> **DIRECTION**: Restate the records below word for word, and omit the images they hold.

____

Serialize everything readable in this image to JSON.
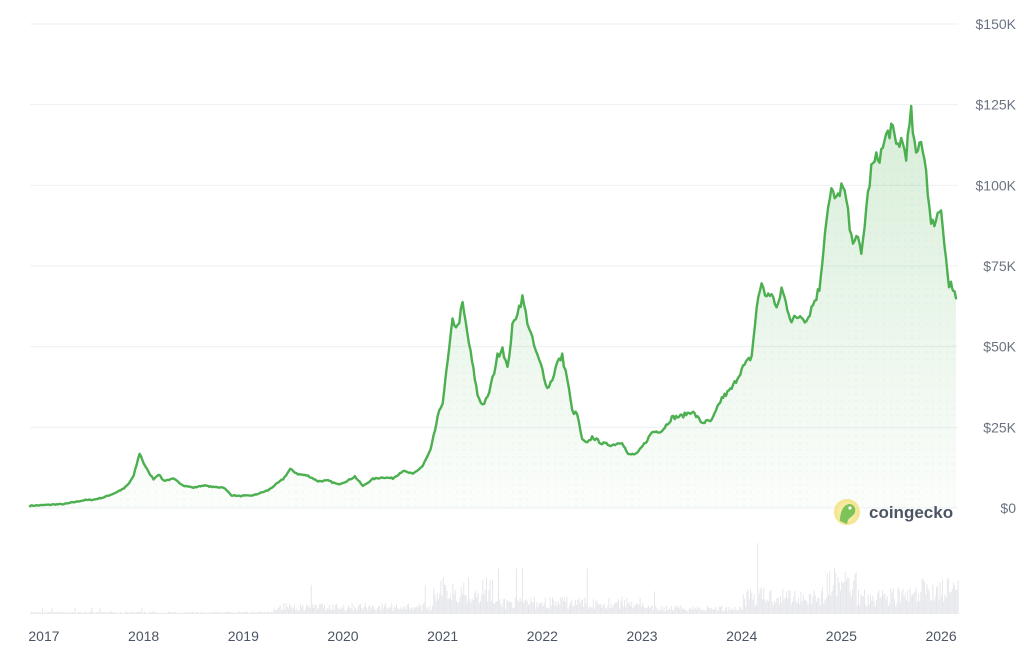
{
  "chart_data": {
    "type": "area",
    "y_ticks": [
      0,
      25000,
      50000,
      75000,
      100000,
      125000,
      150000
    ],
    "y_tick_labels": [
      "$0",
      "$25K",
      "$50K",
      "$75K",
      "$100K",
      "$125K",
      "$150K"
    ],
    "ylim": [
      0,
      150000
    ],
    "x_ticks": [
      2017,
      2018,
      2019,
      2020,
      2021,
      2022,
      2023,
      2024,
      2025,
      2026
    ],
    "x_tick_labels": [
      "2017",
      "2018",
      "2019",
      "2020",
      "2021",
      "2022",
      "2023",
      "2024",
      "2025",
      "2026"
    ],
    "xlim": [
      2016.86,
      2026.17
    ],
    "grid": true,
    "line_color": "#4caf50",
    "fill_color": "#4caf50",
    "volume_color": "#e5e7eb",
    "series": [
      {
        "x": [
          2016.86,
          2017.0,
          2017.1,
          2017.2,
          2017.3,
          2017.4,
          2017.5,
          2017.6,
          2017.7,
          2017.8,
          2017.85,
          2017.9,
          2017.96,
          2018.0,
          2018.05,
          2018.1,
          2018.15,
          2018.2,
          2018.3,
          2018.4,
          2018.5,
          2018.6,
          2018.7,
          2018.8,
          2018.88,
          2018.96,
          2019.1,
          2019.25,
          2019.4,
          2019.47,
          2019.55,
          2019.65,
          2019.75,
          2019.85,
          2019.95,
          2020.05,
          2020.12,
          2020.2,
          2020.3,
          2020.4,
          2020.5,
          2020.6,
          2020.7,
          2020.8,
          2020.88,
          2020.95,
          2021.0,
          2021.05,
          2021.1,
          2021.15,
          2021.2,
          2021.28,
          2021.35,
          2021.4,
          2021.45,
          2021.5,
          2021.55,
          2021.6,
          2021.65,
          2021.7,
          2021.75,
          2021.8,
          2021.85,
          2021.9,
          2021.95,
          2022.0,
          2022.05,
          2022.1,
          2022.15,
          2022.2,
          2022.25,
          2022.3,
          2022.35,
          2022.4,
          2022.45,
          2022.5,
          2022.6,
          2022.7,
          2022.8,
          2022.86,
          2022.95,
          2023.05,
          2023.1,
          2023.2,
          2023.3,
          2023.4,
          2023.5,
          2023.6,
          2023.7,
          2023.8,
          2023.9,
          2024.0,
          2024.1,
          2024.15,
          2024.2,
          2024.25,
          2024.3,
          2024.35,
          2024.4,
          2024.5,
          2024.6,
          2024.65,
          2024.7,
          2024.78,
          2024.85,
          2024.9,
          2024.95,
          2025.0,
          2025.05,
          2025.1,
          2025.15,
          2025.2,
          2025.25,
          2025.3,
          2025.35,
          2025.4,
          2025.45,
          2025.5,
          2025.55,
          2025.6,
          2025.65,
          2025.7,
          2025.75,
          2025.8,
          2025.85,
          2025.9,
          2025.95,
          2026.0,
          2026.05,
          2026.08,
          2026.1,
          2026.12,
          2026.15
        ],
        "values": [
          700,
          900,
          1100,
          1200,
          1800,
          2400,
          2600,
          3300,
          4500,
          6000,
          7500,
          10000,
          17000,
          14000,
          11000,
          9000,
          10500,
          8500,
          9000,
          7000,
          6300,
          7000,
          6500,
          6400,
          4000,
          3700,
          3900,
          5500,
          9000,
          12000,
          10500,
          10000,
          8300,
          8500,
          7300,
          8500,
          9800,
          6800,
          9000,
          9500,
          9200,
          11500,
          10500,
          13000,
          18000,
          28000,
          33000,
          45000,
          58000,
          56000,
          63000,
          48000,
          35000,
          32000,
          34000,
          40000,
          47000,
          50000,
          43000,
          56000,
          61000,
          65000,
          58000,
          52000,
          47000,
          43000,
          37000,
          40000,
          45000,
          47000,
          40000,
          30000,
          29000,
          21000,
          20000,
          22000,
          20000,
          19500,
          20500,
          16500,
          16800,
          21000,
          23500,
          24000,
          28000,
          28500,
          30000,
          26500,
          27000,
          34000,
          37000,
          43000,
          47000,
          62000,
          70000,
          65000,
          67000,
          61000,
          68000,
          58000,
          60000,
          58000,
          62000,
          68000,
          90000,
          98000,
          95000,
          100000,
          95000,
          83000,
          85000,
          78000,
          93000,
          105000,
          108000,
          110000,
          115000,
          118000,
          112000,
          114000,
          110000,
          122000,
          108000,
          115000,
          105000,
          87000,
          90000,
          93000,
          78000,
          68000,
          70000,
          67000,
          65000
        ]
      }
    ],
    "brand_label": "coingecko"
  }
}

____

> **RESULT FOR THIS TASK**:
Serialize everything readable in this image to JSON.
{
  "chart_data": {
    "type": "area",
    "y_ticks": [
      0,
      25000,
      50000,
      75000,
      100000,
      125000,
      150000
    ],
    "y_tick_labels": [
      "$0",
      "$25K",
      "$50K",
      "$75K",
      "$100K",
      "$125K",
      "$150K"
    ],
    "ylim": [
      0,
      150000
    ],
    "x_ticks": [
      2017,
      2018,
      2019,
      2020,
      2021,
      2022,
      2023,
      2024,
      2025,
      2026
    ],
    "x_tick_labels": [
      "2017",
      "2018",
      "2019",
      "2020",
      "2021",
      "2022",
      "2023",
      "2024",
      "2025",
      "2026"
    ],
    "xlim": [
      2016.86,
      2026.17
    ],
    "grid": true,
    "line_color": "#4caf50",
    "fill_color": "#4caf50",
    "volume_color": "#e5e7eb",
    "series": [
      {
        "x": [
          2016.86,
          2017.0,
          2017.1,
          2017.2,
          2017.3,
          2017.4,
          2017.5,
          2017.6,
          2017.7,
          2017.8,
          2017.85,
          2017.9,
          2017.96,
          2018.0,
          2018.05,
          2018.1,
          2018.15,
          2018.2,
          2018.3,
          2018.4,
          2018.5,
          2018.6,
          2018.7,
          2018.8,
          2018.88,
          2018.96,
          2019.1,
          2019.25,
          2019.4,
          2019.47,
          2019.55,
          2019.65,
          2019.75,
          2019.85,
          2019.95,
          2020.05,
          2020.12,
          2020.2,
          2020.3,
          2020.4,
          2020.5,
          2020.6,
          2020.7,
          2020.8,
          2020.88,
          2020.95,
          2021.0,
          2021.05,
          2021.1,
          2021.15,
          2021.2,
          2021.28,
          2021.35,
          2021.4,
          2021.45,
          2021.5,
          2021.55,
          2021.6,
          2021.65,
          2021.7,
          2021.75,
          2021.8,
          2021.85,
          2021.9,
          2021.95,
          2022.0,
          2022.05,
          2022.1,
          2022.15,
          2022.2,
          2022.25,
          2022.3,
          2022.35,
          2022.4,
          2022.45,
          2022.5,
          2022.6,
          2022.7,
          2022.8,
          2022.86,
          2022.95,
          2023.05,
          2023.1,
          2023.2,
          2023.3,
          2023.4,
          2023.5,
          2023.6,
          2023.7,
          2023.8,
          2023.9,
          2024.0,
          2024.1,
          2024.15,
          2024.2,
          2024.25,
          2024.3,
          2024.35,
          2024.4,
          2024.5,
          2024.6,
          2024.65,
          2024.7,
          2024.78,
          2024.85,
          2024.9,
          2024.95,
          2025.0,
          2025.05,
          2025.1,
          2025.15,
          2025.2,
          2025.25,
          2025.3,
          2025.35,
          2025.4,
          2025.45,
          2025.5,
          2025.55,
          2025.6,
          2025.65,
          2025.7,
          2025.75,
          2025.8,
          2025.85,
          2025.9,
          2025.95,
          2026.0,
          2026.05,
          2026.08,
          2026.1,
          2026.12,
          2026.15
        ],
        "values": [
          700,
          900,
          1100,
          1200,
          1800,
          2400,
          2600,
          3300,
          4500,
          6000,
          7500,
          10000,
          17000,
          14000,
          11000,
          9000,
          10500,
          8500,
          9000,
          7000,
          6300,
          7000,
          6500,
          6400,
          4000,
          3700,
          3900,
          5500,
          9000,
          12000,
          10500,
          10000,
          8300,
          8500,
          7300,
          8500,
          9800,
          6800,
          9000,
          9500,
          9200,
          11500,
          10500,
          13000,
          18000,
          28000,
          33000,
          45000,
          58000,
          56000,
          63000,
          48000,
          35000,
          32000,
          34000,
          40000,
          47000,
          50000,
          43000,
          56000,
          61000,
          65000,
          58000,
          52000,
          47000,
          43000,
          37000,
          40000,
          45000,
          47000,
          40000,
          30000,
          29000,
          21000,
          20000,
          22000,
          20000,
          19500,
          20500,
          16500,
          16800,
          21000,
          23500,
          24000,
          28000,
          28500,
          30000,
          26500,
          27000,
          34000,
          37000,
          43000,
          47000,
          62000,
          70000,
          65000,
          67000,
          61000,
          68000,
          58000,
          60000,
          58000,
          62000,
          68000,
          90000,
          98000,
          95000,
          100000,
          95000,
          83000,
          85000,
          78000,
          93000,
          105000,
          108000,
          110000,
          115000,
          118000,
          112000,
          114000,
          110000,
          122000,
          108000,
          115000,
          105000,
          87000,
          90000,
          93000,
          78000,
          68000,
          70000,
          67000,
          65000
        ]
      }
    ],
    "brand_label": "coingecko"
  }
}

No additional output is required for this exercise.